[DOCUMENT EXTRACT Boundary: Start]

In an interview Wednesday, Hill said the deal with Unizin suggests LoudCloud is focusing more intently on analytics after years of being “here, there and everywhere” in the ed-tech market.

Carolyn J. Brown, vice president of corporate communications at BNED, said in an email that “the ability to measure performance and behavior is central to all of our products,” and that Unizin is a “foundational partner” in the company’s efforts to expand that side of its business.

“We believe analytics is at early stages in higher education and is poised for significant growth,” Brown said. “Our goal is to be a leader in this space.”

The deal with Unizin doesn’t automatically bring 22 new clients to LoudCloud. Malhotra said member universities will come on board over time, and that their use cases will likely differ. Colorado State University has already piloted the software, while others have “expressed a strong desire to get going,” he said. Each university has to foot the bill for the LoudCloud services it uses.

Malhotra declined to say how many clients LoudCloud currently has but described the agreement with Unizin as a “big deal.”

Gates Bryant, a partner at the investment banking and strategy consulting firm Tyton Partners, said the Unizin deal, although interesting, doesn’t necessarily establish LoudCloud as a “major player” in the analytics market. “Their growth in this arena will as much be a reflection on Unizin’s evolving role and impact as it will be on the BNED LoudCloud offering,” he said in an email.

Another ‘Foundational Piece’ for Unizin

The agreement with LoudCloud is yet another piece of the “learning ecosystem” that Unizin is building, Chief Operating Officer Robin Littleworth said in an interview. The consortium, which launched in 2014, focuses on solving questions related to access, affordability and quality in higher education across institutional boundaries.

Since the launch, Unizin has worked on creating “relays” through which its member universities can share course content and data. Work on the relays has been gradual as the consortium has, through acquisitions and partnerships, pieced together the technology infrastructure needed to enable that sort of sharing.

Unizin CEO Amin Qazi elaborated on the consortium’s plans for data sharing in a blog post published earlier this month. In addition to sharing teaching and learning data, he wrote, the member universities are working on the Unizin Learning Laboratory, which will collect data about student engagement to benefit researchers across the consortium.

“Imagine that a system of collecting and analyzing data was created by academics for academics,” Qazi wrote. “You own your data; you don’t need to purchase reports or subscribe to a service to get that information. It won’t be sold to outside vendors, it is standardized, and you can, with relative ease, access de-identified data from other member institutions within the consortium for research purposes.”

However, Littleworth said, the “foundational pieces” for that type of data gathering and sharing are still being laid, and Unizin is “just getting started” with piecing together its learning ecosystem. (He struck a similar tone in 2015, when he said data analytics software vendors were not yet ready to deliver the product Unizin envisioned.)

The progress, Littleworth said, depends on several factors. For one, Unizin’s members are “all at different paces and places” of setting up the systems on their campuses. Some, like Ohio State University, have just completed the migration to the Canvas learning management system, which serves as the consortium’s foundational platform. Others, like Indiana University, have already collected years’ worth of student engagement data.

Unizin will also continue to work with LoudCloud to customize its software to fit member universities’ needs, whether they need help with data collection or using the data to boost student retention, Littleworth said.

“We’re poised to take the lead in learning analytics,” Littleworth said. “We want to be able to leverage each others’ insights. LoudCloud has some turnkey capabilities that will benefit all of us. It’s not a silver bullet, but it’s certainly a good start.”

[DOCUMENT EXTRACT Boundary: End]
[RECORDS PROVIDED Boundary: Start]

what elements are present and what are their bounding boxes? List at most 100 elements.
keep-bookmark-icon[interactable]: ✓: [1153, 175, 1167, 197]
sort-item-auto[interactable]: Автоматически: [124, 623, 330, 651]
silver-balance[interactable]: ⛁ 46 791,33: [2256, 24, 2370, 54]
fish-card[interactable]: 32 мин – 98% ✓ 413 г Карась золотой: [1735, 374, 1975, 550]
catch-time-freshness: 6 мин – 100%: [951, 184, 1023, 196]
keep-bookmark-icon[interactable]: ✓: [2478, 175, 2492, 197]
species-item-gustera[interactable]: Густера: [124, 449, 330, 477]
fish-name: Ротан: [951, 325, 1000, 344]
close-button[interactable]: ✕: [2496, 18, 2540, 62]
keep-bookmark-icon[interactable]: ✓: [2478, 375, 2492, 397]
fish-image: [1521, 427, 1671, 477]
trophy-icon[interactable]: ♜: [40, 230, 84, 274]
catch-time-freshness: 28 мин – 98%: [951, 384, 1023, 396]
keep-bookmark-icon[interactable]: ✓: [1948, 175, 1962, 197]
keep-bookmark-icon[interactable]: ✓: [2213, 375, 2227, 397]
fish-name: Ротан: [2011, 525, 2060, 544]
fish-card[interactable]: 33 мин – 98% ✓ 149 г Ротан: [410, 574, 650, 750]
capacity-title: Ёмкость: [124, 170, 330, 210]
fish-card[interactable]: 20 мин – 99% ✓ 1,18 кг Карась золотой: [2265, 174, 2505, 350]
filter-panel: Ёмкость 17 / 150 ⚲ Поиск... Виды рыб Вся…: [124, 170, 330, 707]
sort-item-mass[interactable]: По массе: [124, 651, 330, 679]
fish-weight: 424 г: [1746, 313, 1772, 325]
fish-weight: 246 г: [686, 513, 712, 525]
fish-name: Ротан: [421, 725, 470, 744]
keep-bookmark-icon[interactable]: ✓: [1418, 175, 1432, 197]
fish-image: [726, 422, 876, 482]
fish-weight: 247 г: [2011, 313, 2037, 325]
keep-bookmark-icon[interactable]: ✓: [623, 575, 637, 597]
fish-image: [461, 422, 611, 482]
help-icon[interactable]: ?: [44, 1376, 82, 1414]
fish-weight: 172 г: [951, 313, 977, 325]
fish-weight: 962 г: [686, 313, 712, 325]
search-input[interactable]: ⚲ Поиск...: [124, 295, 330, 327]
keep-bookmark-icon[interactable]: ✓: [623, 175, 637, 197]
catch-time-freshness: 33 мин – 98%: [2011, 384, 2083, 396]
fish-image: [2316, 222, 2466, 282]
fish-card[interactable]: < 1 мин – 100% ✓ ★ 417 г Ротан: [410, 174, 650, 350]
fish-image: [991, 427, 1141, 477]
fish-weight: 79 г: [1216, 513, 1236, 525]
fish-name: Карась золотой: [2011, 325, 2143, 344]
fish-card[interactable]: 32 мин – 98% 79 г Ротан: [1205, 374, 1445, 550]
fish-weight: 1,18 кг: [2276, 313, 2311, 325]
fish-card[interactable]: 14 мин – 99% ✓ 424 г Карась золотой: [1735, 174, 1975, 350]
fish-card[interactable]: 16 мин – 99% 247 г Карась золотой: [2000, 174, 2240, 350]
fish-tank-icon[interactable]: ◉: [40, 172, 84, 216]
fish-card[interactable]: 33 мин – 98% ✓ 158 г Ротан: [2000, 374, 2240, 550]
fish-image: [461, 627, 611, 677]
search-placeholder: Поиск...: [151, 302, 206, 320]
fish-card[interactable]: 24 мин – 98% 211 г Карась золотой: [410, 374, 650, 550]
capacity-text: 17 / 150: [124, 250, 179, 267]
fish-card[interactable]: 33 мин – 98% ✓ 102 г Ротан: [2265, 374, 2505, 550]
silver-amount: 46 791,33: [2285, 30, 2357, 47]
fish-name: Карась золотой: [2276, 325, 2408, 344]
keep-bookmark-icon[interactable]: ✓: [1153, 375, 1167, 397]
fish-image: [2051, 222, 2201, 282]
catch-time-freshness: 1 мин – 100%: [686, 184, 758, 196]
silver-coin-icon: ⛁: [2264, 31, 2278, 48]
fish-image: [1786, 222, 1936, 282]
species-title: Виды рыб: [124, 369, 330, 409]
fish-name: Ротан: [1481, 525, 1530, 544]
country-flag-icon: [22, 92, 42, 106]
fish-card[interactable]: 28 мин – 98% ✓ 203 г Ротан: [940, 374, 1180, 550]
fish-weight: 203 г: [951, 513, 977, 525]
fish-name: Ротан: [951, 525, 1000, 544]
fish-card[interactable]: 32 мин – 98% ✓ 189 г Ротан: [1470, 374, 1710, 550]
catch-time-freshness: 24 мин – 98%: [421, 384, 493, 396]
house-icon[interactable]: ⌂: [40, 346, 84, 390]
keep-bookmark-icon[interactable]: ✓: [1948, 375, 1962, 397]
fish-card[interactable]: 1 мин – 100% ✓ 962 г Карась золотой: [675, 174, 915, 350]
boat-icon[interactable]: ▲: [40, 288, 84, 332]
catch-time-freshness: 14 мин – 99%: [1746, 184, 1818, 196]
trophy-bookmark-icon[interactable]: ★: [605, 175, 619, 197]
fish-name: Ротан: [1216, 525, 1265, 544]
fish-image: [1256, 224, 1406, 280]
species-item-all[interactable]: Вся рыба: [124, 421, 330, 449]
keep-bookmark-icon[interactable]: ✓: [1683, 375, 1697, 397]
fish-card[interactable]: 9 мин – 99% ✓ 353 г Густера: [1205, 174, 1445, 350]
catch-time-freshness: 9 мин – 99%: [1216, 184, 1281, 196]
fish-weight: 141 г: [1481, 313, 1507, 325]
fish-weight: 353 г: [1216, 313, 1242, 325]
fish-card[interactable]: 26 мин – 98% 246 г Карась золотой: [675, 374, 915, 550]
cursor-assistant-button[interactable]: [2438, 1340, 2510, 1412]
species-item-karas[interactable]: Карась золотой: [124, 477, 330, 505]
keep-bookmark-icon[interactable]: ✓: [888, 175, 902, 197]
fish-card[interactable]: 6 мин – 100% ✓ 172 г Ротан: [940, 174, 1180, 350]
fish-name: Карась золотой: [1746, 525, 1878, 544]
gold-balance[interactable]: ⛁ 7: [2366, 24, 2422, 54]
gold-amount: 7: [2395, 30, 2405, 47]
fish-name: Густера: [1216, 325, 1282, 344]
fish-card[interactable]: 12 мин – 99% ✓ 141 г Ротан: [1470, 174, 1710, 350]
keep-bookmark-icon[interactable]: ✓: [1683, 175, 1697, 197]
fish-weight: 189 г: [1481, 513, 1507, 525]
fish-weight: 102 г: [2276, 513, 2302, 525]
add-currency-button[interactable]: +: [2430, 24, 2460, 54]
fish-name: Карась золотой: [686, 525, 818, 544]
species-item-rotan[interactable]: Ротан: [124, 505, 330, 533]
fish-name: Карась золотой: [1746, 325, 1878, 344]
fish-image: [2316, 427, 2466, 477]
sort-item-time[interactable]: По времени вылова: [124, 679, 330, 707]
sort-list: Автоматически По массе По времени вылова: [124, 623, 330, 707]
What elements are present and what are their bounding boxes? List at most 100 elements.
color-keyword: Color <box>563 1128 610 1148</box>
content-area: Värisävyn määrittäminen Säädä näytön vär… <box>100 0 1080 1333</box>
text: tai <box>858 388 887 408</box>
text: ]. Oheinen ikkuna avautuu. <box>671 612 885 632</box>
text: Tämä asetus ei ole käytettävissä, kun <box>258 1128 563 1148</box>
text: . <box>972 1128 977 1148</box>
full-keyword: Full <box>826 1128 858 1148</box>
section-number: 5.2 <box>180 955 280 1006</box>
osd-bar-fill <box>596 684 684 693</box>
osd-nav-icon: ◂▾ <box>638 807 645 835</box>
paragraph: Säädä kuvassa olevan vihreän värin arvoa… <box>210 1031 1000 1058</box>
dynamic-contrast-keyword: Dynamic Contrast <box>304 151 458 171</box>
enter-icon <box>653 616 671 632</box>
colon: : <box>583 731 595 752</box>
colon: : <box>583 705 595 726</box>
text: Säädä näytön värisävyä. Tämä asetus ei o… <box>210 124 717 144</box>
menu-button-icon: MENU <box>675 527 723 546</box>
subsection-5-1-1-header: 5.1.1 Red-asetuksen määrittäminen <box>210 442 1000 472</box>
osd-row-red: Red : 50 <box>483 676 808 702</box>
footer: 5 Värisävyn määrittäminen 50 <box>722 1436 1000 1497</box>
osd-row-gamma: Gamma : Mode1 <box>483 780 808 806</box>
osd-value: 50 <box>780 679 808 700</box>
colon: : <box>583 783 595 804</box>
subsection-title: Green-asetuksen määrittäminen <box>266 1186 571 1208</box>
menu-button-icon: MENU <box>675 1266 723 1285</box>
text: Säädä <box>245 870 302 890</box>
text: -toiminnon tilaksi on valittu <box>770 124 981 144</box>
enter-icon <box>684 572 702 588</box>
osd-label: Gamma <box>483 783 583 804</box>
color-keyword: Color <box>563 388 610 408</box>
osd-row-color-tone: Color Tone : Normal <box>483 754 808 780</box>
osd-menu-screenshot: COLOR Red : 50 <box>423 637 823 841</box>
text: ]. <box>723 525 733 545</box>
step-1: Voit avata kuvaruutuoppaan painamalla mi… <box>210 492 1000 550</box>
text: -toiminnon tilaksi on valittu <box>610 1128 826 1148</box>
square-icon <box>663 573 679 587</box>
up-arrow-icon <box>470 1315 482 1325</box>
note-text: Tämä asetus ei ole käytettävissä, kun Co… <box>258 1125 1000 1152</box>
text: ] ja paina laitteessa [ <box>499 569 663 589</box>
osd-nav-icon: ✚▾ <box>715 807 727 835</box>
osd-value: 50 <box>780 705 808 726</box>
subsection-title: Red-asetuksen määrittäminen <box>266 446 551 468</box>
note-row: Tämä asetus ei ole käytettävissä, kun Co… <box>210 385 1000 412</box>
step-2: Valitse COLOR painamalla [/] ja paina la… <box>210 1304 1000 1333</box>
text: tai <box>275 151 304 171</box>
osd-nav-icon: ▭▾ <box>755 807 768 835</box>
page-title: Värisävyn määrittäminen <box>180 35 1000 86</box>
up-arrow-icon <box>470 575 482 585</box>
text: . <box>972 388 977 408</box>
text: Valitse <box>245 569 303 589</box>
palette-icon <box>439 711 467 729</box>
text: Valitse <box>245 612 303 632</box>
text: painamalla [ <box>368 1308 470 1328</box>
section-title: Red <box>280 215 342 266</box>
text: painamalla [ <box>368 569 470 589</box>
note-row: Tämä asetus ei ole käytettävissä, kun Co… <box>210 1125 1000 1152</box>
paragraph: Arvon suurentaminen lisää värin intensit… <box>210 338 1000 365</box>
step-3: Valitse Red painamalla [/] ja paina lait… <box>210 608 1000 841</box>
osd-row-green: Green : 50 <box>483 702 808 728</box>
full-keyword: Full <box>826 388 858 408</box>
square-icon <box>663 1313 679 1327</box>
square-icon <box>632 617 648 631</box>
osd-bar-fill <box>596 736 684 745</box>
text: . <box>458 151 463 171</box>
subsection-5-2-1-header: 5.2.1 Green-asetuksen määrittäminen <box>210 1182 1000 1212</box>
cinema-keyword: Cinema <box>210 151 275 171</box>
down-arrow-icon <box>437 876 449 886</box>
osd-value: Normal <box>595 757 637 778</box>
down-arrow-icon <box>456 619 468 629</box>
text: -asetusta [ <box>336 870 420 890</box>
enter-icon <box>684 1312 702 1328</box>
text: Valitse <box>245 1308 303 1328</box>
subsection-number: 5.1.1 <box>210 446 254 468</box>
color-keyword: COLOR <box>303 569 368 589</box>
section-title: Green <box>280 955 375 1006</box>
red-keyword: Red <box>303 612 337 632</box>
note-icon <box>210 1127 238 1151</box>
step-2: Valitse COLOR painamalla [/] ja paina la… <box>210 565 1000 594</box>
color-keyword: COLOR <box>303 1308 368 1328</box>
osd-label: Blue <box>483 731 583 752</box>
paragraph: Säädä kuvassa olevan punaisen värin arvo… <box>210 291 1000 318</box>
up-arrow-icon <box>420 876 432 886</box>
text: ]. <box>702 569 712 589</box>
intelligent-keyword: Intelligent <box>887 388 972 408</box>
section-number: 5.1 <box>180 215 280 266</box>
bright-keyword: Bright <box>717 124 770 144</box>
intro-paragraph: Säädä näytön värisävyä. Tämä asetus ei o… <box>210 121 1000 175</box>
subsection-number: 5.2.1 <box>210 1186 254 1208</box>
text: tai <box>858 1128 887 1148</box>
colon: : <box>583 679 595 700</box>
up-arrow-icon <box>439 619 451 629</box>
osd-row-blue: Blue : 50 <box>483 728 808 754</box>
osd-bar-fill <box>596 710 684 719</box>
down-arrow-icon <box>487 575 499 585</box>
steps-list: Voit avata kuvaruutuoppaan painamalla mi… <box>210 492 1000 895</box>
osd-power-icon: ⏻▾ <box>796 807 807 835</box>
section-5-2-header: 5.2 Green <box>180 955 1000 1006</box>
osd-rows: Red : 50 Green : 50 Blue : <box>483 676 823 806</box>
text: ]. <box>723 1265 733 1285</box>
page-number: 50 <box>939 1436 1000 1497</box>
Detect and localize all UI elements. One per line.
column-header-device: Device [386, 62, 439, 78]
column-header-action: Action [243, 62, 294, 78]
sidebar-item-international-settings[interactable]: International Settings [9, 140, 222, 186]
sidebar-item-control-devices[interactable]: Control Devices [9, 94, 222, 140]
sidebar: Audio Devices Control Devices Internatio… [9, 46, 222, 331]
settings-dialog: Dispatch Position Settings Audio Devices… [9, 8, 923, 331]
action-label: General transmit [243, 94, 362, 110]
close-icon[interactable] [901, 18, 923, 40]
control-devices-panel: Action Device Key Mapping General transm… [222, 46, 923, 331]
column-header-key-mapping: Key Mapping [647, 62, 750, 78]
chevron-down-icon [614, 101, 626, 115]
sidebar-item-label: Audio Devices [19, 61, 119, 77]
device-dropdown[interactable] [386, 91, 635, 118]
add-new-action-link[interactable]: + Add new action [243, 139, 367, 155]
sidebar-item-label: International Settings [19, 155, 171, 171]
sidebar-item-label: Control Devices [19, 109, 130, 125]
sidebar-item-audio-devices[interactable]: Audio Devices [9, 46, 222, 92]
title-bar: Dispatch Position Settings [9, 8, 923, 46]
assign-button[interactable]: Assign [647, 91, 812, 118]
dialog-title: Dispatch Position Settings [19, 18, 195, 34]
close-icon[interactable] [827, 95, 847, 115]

[RECORDS PROVIDED Boundary: End]

## EXERCISE DIRECTIONS:
Answer these about the Unizin and LoudCloud article:
(a) Which university has already piloted the LoudCloud software?
(b) In what year did the Unizin consortium launch?
(c) What learning management system serves as the consortium's foundational platform?

## SOLUTION TO THIS TASK:
(a) Colorado State University
(b) 2014
(c) Canvas